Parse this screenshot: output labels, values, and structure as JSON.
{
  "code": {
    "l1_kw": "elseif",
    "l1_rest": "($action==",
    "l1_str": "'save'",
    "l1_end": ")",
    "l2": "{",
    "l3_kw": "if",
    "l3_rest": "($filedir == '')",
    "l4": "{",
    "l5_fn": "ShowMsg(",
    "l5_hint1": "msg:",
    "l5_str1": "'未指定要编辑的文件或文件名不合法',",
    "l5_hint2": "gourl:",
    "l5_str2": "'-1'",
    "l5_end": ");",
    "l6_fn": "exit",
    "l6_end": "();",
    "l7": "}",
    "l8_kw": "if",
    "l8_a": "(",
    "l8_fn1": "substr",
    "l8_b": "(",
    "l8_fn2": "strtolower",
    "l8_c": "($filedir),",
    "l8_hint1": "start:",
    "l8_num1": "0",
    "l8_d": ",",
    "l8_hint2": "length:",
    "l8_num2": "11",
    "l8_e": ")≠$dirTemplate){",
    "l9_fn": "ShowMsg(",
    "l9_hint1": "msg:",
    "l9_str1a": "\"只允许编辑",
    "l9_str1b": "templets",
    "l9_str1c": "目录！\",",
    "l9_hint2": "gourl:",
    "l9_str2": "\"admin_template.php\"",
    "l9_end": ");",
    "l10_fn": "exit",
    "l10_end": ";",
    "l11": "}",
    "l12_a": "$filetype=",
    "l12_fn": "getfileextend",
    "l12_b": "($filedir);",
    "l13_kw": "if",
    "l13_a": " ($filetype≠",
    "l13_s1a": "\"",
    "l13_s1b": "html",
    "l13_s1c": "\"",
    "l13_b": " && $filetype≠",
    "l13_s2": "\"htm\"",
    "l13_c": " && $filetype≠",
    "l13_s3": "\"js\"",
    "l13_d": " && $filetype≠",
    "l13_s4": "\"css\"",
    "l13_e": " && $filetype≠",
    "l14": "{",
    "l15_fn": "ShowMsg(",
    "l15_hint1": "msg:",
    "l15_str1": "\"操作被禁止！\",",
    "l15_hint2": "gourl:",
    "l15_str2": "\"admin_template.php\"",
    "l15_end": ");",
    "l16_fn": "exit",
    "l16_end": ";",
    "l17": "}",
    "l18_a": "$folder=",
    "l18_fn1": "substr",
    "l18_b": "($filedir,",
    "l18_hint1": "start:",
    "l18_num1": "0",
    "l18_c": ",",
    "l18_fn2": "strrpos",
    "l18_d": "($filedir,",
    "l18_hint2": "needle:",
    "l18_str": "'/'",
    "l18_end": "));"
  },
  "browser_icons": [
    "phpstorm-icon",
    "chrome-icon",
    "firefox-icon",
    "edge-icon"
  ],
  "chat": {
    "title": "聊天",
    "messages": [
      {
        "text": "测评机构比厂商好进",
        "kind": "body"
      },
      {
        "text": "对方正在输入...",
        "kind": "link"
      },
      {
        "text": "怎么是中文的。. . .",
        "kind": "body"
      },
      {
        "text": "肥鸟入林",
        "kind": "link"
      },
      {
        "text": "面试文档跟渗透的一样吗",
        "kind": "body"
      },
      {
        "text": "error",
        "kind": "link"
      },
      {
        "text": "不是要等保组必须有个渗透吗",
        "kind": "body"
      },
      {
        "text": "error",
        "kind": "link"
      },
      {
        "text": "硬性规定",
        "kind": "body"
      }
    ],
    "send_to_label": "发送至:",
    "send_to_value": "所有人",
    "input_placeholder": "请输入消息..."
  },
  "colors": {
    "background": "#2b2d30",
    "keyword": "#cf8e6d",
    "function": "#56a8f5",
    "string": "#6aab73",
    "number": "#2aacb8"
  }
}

TASK OBJECTIVE:
Write out the whole listing exactly.

THE COMPLETED TASK:
Parse this screenshot: output labels, values, and structure as JSON.
{
  "code": {
    "l1_kw": "elseif",
    "l1_rest": "($action==",
    "l1_str": "'save'",
    "l1_end": ")",
    "l2": "{",
    "l3_kw": "if",
    "l3_rest": "($filedir == '')",
    "l4": "{",
    "l5_fn": "ShowMsg(",
    "l5_hint1": "msg:",
    "l5_str1": "'未指定要编辑的文件或文件名不合法',",
    "l5_hint2": "gourl:",
    "l5_str2": "'-1'",
    "l5_end": ");",
    "l6_fn": "exit",
    "l6_end": "();",
    "l7": "}",
    "l8_kw": "if",
    "l8_a": "(",
    "l8_fn1": "substr",
    "l8_b": "(",
    "l8_fn2": "strtolower",
    "l8_c": "($filedir),",
    "l8_hint1": "start:",
    "l8_num1": "0",
    "l8_d": ",",
    "l8_hint2": "length:",
    "l8_num2": "11",
    "l8_e": ")≠$dirTemplate){",
    "l9_fn": "ShowMsg(",
    "l9_hint1": "msg:",
    "l9_str1a": "\"只允许编辑",
    "l9_str1b": "templets",
    "l9_str1c": "目录！\",",
    "l9_hint2": "gourl:",
    "l9_str2": "\"admin_template.php\"",
    "l9_end": ");",
    "l10_fn": "exit",
    "l10_end": ";",
    "l11": "}",
    "l12_a": "$filetype=",
    "l12_fn": "getfileextend",
    "l12_b": "($filedir);",
    "l13_kw": "if",
    "l13_a": " ($filetype≠",
    "l13_s1a": "\"",
    "l13_s1b": "html",
    "l13_s1c": "\"",
    "l13_b": " && $filetype≠",
    "l13_s2": "\"htm\"",
    "l13_c": " && $filetype≠",
    "l13_s3": "\"js\"",
    "l13_d": " && $filetype≠",
    "l13_s4": "\"css\"",
    "l13_e": " && $filetype≠",
    "l14": "{",
    "l15_fn": "ShowMsg(",
    "l15_hint1": "msg:",
    "l15_str1": "\"操作被禁止！\",",
    "l15_hint2": "gourl:",
    "l15_str2": "\"admin_template.php\"",
    "l15_end": ");",
    "l16_fn": "exit",
    "l16_end": ";",
    "l17": "}",
    "l18_a": "$folder=",
    "l18_fn1": "substr",
    "l18_b": "($filedir,",
    "l18_hint1": "start:",
    "l18_num1": "0",
    "l18_c": ",",
    "l18_fn2": "strrpos",
    "l18_d": "($filedir,",
    "l18_hint2": "needle:",
    "l18_str": "'/'",
    "l18_end": "));"
  },
  "browser_icons": [
    "phpstorm-icon",
    "chrome-icon",
    "firefox-icon",
    "edge-icon"
  ],
  "chat": {
    "title": "聊天",
    "messages": [
      {
        "text": "测评机构比厂商好进",
        "kind": "body"
      },
      {
        "text": "对方正在输入...",
        "kind": "link"
      },
      {
        "text": "怎么是中文的。. . .",
        "kind": "body"
      },
      {
        "text": "肥鸟入林",
        "kind": "link"
      },
      {
        "text": "面试文档跟渗透的一样吗",
        "kind": "body"
      },
      {
        "text": "error",
        "kind": "link"
      },
      {
        "text": "不是要等保组必须有个渗透吗",
        "kind": "body"
      },
      {
        "text": "error",
        "kind": "link"
      },
      {
        "text": "硬性规定",
        "kind": "body"
      }
    ],
    "send_to_label": "发送至:",
    "send_to_value": "所有人",
    "input_placeholder": "请输入消息..."
  },
  "colors": {
    "background": "#2b2d30",
    "keyword": "#cf8e6d",
    "function": "#56a8f5",
    "string": "#6aab73",
    "number": "#2aacb8"
  }
}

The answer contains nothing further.